---- Records for the task

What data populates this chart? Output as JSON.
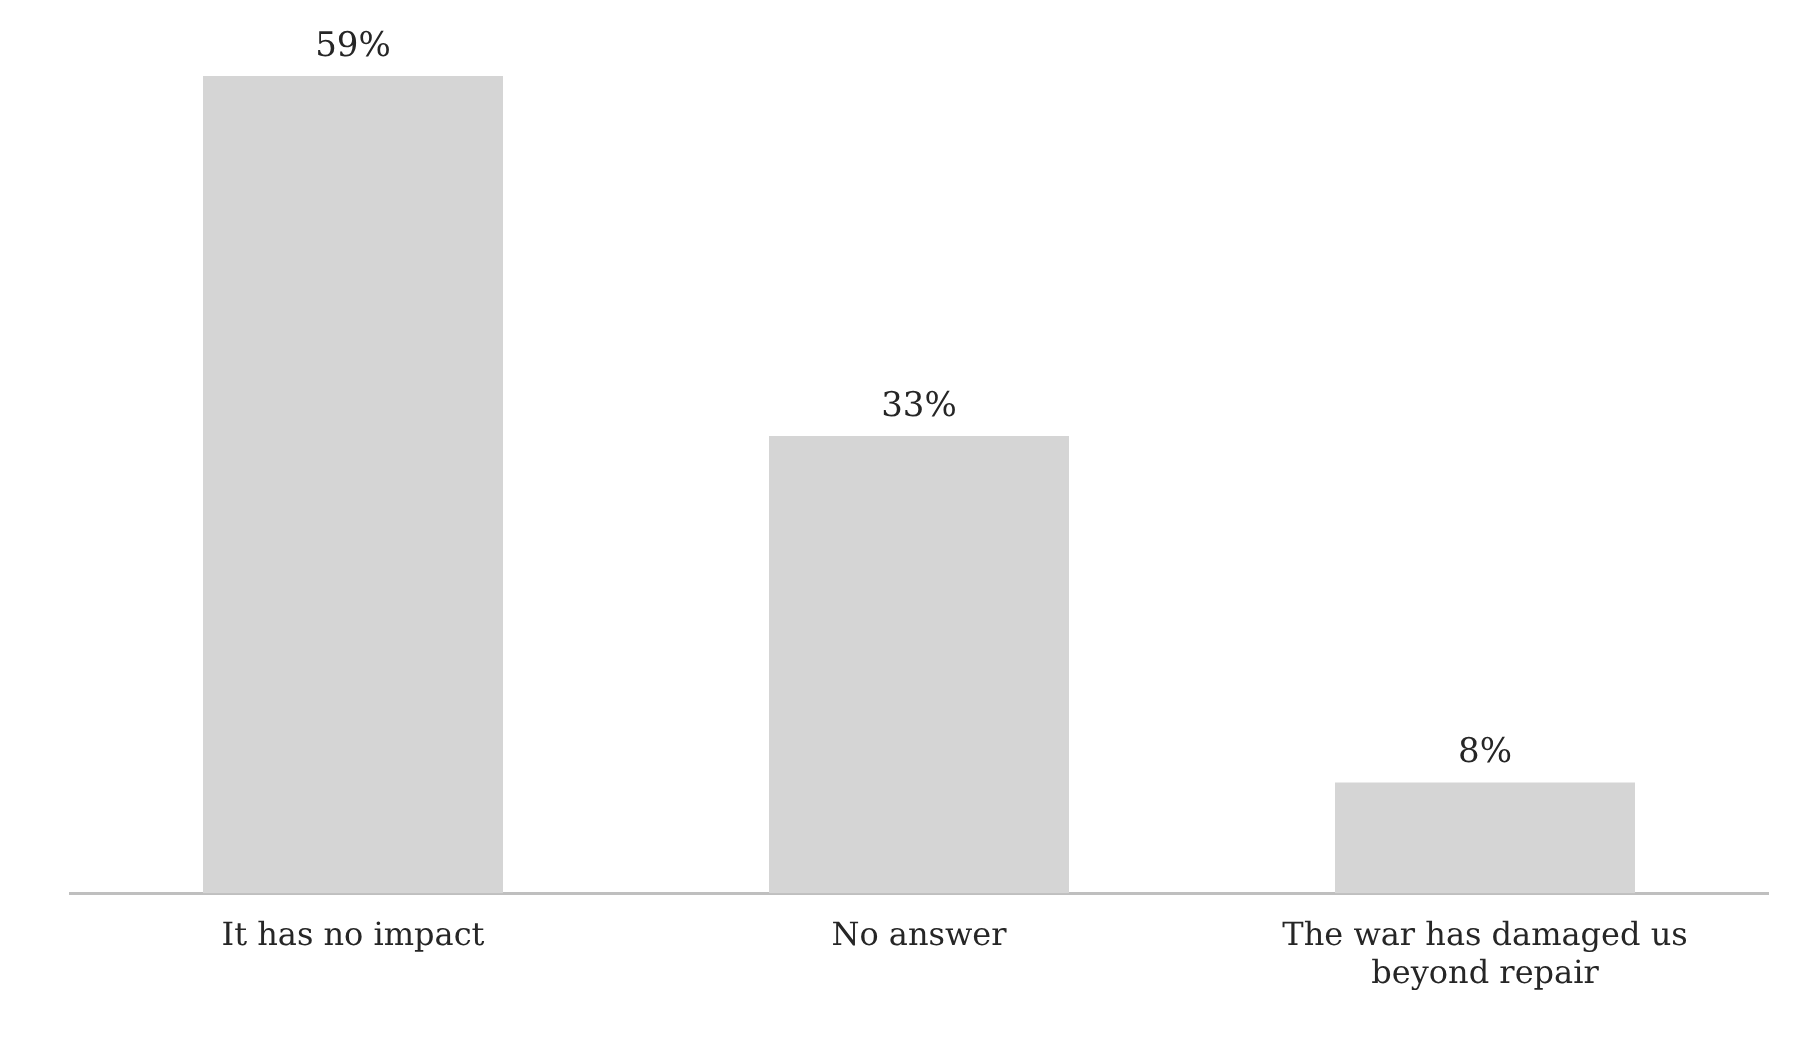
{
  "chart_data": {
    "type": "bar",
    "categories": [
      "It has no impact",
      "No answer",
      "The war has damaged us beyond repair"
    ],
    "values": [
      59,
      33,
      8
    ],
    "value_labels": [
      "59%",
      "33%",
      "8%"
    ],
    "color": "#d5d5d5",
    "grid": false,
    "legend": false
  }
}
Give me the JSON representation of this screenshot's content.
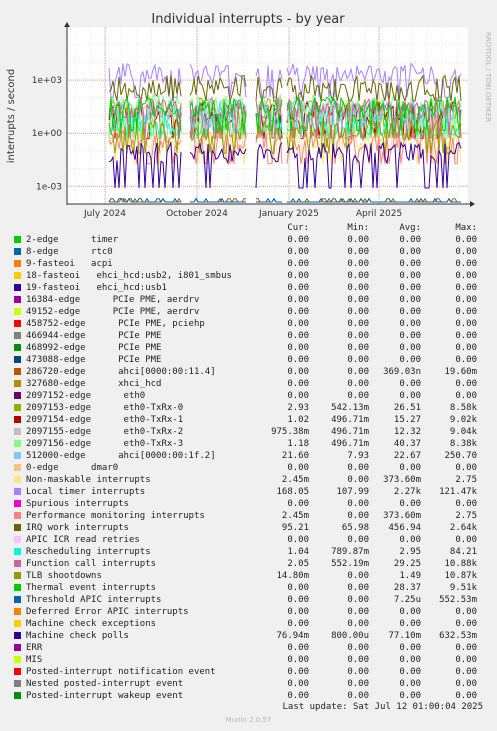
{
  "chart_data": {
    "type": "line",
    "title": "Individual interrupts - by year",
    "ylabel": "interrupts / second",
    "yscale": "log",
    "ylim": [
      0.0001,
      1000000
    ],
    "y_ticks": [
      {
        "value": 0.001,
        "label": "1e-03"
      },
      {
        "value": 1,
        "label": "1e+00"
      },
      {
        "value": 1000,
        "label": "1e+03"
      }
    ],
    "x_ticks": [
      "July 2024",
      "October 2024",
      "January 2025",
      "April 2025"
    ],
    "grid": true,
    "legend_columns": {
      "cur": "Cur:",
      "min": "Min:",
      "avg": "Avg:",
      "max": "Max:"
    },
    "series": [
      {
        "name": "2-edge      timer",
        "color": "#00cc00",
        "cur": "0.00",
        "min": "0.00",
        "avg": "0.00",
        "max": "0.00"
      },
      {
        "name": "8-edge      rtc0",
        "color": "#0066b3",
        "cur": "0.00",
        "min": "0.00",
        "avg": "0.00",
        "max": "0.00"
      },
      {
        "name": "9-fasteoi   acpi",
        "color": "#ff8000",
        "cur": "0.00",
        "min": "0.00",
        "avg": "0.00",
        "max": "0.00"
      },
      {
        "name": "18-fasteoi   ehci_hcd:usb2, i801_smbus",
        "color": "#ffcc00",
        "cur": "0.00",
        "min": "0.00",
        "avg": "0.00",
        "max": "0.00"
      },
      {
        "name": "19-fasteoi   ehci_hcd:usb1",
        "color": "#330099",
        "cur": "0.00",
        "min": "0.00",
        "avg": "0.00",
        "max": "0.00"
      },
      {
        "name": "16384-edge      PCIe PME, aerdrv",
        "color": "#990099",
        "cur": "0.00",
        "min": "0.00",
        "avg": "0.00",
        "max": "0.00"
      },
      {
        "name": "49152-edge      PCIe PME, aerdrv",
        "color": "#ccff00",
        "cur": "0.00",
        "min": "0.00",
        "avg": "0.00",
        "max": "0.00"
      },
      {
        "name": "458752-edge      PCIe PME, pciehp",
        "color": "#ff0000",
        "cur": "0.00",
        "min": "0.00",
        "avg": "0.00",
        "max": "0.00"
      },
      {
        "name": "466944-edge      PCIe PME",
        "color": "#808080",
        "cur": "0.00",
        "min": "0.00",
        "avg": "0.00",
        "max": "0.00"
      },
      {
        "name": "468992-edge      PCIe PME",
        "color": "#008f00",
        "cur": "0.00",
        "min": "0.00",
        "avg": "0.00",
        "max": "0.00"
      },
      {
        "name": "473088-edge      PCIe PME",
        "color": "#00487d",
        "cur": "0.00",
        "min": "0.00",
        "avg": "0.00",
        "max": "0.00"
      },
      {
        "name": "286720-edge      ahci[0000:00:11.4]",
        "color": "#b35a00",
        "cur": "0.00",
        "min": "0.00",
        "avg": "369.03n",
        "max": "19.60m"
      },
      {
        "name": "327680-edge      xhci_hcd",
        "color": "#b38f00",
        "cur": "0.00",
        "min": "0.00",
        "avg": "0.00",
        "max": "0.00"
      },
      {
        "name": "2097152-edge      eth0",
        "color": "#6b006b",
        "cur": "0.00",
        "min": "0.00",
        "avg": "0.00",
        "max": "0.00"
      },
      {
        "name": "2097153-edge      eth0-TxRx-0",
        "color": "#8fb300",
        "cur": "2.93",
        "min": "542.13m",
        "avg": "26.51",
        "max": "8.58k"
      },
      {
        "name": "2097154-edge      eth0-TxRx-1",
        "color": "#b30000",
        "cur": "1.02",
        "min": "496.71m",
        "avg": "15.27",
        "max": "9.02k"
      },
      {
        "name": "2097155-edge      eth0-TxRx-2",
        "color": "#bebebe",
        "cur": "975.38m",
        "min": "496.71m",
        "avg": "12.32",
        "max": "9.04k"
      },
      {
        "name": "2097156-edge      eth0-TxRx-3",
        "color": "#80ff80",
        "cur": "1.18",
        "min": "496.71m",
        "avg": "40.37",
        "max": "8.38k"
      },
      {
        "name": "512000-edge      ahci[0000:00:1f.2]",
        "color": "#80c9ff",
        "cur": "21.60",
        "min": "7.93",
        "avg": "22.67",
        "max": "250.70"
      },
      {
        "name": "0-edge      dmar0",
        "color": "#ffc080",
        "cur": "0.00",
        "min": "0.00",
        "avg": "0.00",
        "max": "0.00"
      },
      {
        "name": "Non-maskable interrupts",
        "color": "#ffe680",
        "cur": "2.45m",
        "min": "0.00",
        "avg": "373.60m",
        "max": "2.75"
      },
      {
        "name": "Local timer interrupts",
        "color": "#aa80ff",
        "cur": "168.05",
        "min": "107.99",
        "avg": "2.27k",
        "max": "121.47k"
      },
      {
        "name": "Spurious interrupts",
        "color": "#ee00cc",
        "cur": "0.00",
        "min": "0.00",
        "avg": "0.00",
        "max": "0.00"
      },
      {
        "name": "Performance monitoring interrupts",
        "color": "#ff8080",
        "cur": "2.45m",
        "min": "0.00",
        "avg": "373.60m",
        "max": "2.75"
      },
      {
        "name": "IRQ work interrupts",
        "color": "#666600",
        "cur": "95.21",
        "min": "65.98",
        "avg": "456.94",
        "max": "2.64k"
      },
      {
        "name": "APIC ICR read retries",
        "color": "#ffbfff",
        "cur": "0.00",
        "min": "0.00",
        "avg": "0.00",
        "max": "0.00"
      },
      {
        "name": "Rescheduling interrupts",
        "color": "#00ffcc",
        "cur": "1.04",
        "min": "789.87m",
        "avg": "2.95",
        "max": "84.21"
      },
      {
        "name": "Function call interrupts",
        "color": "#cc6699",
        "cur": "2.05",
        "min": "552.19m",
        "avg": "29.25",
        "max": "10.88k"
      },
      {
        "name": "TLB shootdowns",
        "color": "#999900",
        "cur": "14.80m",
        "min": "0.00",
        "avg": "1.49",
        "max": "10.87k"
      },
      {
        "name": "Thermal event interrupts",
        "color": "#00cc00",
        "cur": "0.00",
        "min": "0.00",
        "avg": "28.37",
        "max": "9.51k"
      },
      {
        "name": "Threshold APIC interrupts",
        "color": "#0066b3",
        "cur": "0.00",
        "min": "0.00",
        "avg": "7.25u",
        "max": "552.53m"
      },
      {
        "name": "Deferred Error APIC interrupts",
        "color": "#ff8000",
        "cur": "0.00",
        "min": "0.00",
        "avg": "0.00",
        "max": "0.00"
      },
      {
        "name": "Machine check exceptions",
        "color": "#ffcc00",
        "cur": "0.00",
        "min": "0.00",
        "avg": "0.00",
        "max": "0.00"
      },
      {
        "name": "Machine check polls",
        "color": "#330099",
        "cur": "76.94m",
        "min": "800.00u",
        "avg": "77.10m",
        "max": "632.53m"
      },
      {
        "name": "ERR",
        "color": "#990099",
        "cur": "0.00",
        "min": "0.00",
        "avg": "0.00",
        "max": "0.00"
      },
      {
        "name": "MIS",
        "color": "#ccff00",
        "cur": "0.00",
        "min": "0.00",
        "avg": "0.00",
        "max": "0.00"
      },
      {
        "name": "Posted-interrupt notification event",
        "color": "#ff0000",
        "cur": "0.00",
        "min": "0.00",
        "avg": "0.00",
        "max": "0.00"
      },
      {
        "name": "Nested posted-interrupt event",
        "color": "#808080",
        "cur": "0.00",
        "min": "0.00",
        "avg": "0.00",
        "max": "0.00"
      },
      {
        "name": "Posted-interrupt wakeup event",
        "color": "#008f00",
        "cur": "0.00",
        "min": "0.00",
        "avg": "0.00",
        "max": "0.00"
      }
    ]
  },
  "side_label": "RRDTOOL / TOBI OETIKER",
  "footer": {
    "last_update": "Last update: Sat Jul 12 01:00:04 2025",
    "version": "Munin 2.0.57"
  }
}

--------

* _Problem details_: Lines that hold "Machine" are the ones to copy; find all of them.

* _Output for this exercise_:
        "name": "Machine check exceptions",
        "name": "Machine check polls",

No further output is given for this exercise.